Records excerpted from a collection.
----
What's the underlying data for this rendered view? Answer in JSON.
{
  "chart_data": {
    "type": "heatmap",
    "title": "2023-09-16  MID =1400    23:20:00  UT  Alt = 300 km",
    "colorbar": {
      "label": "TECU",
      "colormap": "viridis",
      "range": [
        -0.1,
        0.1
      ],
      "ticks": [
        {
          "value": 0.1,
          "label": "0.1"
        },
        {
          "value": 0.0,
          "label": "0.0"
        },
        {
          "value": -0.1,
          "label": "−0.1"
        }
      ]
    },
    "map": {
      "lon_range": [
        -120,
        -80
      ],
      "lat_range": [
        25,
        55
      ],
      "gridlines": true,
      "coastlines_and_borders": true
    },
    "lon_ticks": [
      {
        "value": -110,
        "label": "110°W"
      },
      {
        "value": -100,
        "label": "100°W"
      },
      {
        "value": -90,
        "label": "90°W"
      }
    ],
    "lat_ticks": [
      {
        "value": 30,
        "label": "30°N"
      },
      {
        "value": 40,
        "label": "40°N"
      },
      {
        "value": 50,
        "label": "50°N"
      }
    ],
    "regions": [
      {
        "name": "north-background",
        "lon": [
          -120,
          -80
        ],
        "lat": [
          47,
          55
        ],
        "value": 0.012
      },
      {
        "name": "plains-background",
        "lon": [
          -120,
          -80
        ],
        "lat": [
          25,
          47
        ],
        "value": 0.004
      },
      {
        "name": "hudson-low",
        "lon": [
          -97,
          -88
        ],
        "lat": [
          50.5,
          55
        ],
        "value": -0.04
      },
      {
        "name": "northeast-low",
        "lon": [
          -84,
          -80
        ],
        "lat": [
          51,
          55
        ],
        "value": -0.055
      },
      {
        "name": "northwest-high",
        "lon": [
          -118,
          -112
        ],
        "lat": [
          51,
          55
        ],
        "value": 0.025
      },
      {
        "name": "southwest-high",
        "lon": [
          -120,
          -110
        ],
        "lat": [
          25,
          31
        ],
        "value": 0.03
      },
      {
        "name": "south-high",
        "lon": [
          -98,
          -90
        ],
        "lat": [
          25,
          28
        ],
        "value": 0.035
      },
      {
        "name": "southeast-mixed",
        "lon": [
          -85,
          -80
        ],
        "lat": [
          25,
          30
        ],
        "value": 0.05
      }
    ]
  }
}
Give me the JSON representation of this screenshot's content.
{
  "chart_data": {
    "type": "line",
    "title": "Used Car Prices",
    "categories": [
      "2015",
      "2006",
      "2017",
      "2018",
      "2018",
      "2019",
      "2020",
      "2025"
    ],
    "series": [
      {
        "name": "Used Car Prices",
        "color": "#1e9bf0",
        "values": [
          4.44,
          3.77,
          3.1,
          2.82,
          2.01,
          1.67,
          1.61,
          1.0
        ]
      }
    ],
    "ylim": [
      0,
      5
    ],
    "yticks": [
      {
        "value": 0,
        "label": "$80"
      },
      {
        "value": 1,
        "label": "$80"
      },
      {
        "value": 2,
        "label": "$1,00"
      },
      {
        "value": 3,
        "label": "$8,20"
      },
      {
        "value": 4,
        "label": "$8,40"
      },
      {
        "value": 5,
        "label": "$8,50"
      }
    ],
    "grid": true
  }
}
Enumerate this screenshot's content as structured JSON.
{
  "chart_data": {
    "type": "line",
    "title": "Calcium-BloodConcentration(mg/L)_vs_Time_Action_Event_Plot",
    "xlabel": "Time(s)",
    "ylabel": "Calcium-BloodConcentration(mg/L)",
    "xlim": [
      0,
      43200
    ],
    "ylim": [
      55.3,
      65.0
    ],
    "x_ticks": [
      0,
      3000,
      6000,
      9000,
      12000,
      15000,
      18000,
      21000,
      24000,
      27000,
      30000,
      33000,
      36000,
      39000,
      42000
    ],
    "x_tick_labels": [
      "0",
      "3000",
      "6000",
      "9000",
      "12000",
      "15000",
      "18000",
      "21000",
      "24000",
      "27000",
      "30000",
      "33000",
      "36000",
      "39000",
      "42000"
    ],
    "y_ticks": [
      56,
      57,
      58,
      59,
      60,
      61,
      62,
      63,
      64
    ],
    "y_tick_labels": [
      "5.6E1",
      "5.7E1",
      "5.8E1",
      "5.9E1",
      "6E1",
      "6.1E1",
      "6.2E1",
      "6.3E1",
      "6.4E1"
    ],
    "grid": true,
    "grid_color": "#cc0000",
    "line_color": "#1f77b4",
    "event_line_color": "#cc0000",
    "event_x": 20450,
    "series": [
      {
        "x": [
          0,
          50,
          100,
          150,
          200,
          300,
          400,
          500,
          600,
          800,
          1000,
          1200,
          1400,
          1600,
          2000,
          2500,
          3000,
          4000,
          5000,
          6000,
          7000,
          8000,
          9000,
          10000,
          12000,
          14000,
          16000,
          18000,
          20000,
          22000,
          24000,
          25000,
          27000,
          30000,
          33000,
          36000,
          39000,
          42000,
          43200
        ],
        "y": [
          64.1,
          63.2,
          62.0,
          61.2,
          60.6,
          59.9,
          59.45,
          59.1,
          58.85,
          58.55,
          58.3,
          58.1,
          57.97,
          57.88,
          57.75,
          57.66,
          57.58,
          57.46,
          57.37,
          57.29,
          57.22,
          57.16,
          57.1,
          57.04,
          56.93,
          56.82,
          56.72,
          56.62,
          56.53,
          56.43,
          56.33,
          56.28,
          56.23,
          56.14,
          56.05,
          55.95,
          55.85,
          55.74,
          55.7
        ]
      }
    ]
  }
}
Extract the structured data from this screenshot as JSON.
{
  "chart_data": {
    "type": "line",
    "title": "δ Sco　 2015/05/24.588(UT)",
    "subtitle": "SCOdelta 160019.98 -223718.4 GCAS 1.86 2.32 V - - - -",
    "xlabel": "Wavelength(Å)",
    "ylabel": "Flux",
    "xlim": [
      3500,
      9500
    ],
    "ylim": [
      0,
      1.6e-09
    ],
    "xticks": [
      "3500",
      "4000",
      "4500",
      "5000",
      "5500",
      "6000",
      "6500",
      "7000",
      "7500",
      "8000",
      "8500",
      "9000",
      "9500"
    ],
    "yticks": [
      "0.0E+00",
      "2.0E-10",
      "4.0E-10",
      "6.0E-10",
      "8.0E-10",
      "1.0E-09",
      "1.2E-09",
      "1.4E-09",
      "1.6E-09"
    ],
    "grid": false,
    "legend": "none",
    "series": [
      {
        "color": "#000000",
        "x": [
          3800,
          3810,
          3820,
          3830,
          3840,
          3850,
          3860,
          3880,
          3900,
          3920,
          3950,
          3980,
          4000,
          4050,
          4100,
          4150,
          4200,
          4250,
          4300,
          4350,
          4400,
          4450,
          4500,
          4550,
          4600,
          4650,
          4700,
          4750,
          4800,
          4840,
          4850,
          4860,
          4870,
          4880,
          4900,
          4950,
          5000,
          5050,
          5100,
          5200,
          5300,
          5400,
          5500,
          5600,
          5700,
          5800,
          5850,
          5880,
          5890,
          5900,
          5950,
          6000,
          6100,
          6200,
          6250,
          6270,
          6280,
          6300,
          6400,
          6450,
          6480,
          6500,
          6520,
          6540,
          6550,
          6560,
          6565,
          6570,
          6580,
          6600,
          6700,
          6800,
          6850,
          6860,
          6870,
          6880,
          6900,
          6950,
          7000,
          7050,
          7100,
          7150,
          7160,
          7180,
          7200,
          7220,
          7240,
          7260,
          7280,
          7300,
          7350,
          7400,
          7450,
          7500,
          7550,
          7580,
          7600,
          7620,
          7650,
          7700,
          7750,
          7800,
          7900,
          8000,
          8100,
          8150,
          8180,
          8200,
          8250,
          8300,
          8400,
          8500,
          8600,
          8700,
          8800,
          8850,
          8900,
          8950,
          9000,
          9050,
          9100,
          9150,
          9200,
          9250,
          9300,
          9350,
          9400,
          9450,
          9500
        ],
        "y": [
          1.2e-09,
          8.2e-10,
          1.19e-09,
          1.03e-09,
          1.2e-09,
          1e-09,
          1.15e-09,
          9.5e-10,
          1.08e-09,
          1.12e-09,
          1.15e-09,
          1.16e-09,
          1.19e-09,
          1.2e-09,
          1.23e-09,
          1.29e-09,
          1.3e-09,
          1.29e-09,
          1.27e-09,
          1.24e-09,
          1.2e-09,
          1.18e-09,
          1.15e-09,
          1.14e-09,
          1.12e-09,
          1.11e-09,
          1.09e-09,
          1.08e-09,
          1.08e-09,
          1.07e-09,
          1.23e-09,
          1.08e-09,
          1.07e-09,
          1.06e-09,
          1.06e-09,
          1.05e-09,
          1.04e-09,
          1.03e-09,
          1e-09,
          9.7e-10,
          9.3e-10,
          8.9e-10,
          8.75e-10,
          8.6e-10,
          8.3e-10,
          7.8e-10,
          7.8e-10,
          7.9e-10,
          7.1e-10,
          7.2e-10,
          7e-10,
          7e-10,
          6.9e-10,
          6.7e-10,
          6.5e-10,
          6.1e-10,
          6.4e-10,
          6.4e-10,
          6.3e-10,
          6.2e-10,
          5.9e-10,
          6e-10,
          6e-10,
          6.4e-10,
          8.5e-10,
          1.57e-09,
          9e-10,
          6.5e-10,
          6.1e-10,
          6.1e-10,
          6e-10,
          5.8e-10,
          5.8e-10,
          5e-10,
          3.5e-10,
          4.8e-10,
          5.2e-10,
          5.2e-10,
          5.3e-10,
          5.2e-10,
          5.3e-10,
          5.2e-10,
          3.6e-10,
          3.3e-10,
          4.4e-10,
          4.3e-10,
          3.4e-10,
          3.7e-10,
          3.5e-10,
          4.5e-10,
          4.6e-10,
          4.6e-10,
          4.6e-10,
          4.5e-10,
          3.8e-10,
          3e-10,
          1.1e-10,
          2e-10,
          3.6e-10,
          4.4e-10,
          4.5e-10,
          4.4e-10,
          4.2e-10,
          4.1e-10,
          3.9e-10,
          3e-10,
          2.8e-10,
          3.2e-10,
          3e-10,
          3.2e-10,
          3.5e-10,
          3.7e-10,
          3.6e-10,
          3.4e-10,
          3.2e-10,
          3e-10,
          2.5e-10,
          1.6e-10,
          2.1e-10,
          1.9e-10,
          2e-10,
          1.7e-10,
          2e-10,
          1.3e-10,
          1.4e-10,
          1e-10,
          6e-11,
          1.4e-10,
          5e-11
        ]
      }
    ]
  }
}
----
Scan the listing above and identify each line holding the string "JSON"; copy every such line.

Task result.
What's the underlying data for this rendered view? Answer in JSON.
Give me the JSON representation of this screenshot's content.
Enumerate this screenshot's content as structured JSON.
Extract the structured data from this screenshot as JSON.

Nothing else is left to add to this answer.